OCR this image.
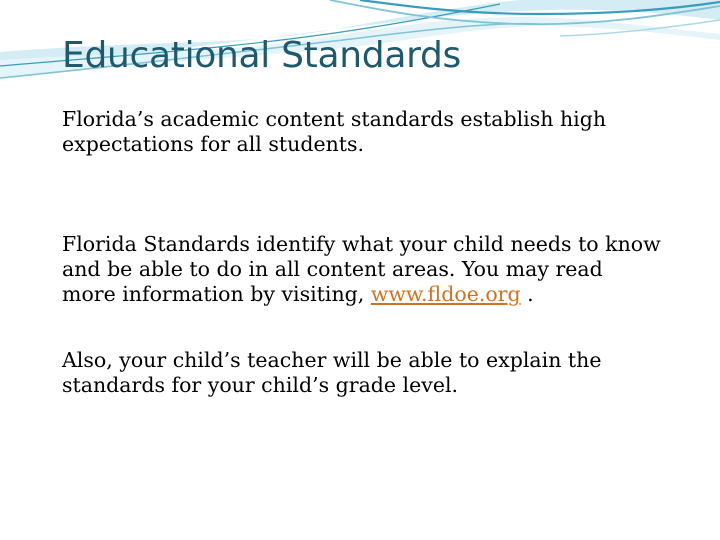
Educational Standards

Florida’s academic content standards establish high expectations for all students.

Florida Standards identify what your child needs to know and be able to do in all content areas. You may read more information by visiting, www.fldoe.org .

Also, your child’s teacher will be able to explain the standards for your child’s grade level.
====
* [Work required] Without the pictures, print the whole listing exactly as given.

* [Full output]
OCR this image.
Educational Standards

Florida’s academic content standards establish high expectations for all students.

Florida Standards identify what your child needs to know and be able to do in all content areas. You may read more information by visiting, www.fldoe.org .

Also, your child’s teacher will be able to explain the standards for your child’s grade level.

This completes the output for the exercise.